[Dataset records]

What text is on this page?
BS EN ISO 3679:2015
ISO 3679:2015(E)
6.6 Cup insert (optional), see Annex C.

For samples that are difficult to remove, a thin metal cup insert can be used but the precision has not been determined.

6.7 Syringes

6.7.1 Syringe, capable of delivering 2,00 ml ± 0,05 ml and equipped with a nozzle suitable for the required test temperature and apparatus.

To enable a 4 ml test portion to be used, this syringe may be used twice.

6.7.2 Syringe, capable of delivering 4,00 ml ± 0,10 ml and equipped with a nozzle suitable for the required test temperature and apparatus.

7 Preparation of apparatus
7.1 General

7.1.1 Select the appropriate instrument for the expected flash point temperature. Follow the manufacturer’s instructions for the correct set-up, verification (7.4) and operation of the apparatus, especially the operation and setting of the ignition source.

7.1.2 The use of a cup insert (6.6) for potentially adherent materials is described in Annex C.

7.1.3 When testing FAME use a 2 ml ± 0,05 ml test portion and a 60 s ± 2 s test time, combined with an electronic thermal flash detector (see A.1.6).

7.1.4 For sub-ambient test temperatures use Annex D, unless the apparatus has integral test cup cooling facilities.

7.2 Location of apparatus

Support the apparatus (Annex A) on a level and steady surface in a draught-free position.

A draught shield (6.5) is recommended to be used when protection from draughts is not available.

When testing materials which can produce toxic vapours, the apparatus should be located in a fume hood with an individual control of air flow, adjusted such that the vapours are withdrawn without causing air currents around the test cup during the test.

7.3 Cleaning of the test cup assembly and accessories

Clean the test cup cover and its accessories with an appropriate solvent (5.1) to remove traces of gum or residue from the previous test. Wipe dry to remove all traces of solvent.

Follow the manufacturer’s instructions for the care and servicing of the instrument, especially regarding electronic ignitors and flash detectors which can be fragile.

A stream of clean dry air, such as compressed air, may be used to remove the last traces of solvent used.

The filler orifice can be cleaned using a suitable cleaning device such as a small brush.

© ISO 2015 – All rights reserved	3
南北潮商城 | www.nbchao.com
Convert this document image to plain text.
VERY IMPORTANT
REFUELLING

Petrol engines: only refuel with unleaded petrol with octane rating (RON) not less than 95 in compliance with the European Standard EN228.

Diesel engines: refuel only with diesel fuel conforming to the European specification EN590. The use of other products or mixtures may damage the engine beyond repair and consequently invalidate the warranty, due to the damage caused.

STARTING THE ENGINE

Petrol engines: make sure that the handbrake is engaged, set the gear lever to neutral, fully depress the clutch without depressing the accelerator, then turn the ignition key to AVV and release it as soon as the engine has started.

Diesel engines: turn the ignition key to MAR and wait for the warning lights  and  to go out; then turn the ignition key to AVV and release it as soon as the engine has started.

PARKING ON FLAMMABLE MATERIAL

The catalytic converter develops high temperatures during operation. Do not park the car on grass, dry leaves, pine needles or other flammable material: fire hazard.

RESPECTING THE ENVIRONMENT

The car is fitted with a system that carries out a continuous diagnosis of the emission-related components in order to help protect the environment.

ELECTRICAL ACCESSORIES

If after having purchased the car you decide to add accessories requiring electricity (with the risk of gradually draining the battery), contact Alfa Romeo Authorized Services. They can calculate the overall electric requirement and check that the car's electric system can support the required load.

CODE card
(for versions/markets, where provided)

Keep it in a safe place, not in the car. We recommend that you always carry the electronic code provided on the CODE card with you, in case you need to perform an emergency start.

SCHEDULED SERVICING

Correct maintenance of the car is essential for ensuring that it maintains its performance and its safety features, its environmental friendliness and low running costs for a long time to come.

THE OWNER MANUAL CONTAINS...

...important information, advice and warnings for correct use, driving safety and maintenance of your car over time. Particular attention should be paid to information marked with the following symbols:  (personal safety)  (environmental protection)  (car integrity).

Problem to work on: Filter out every line that lacks the word "text", and copy the rest.

Output for this exercise:
What text is on this page?
Convert this document image to plain text.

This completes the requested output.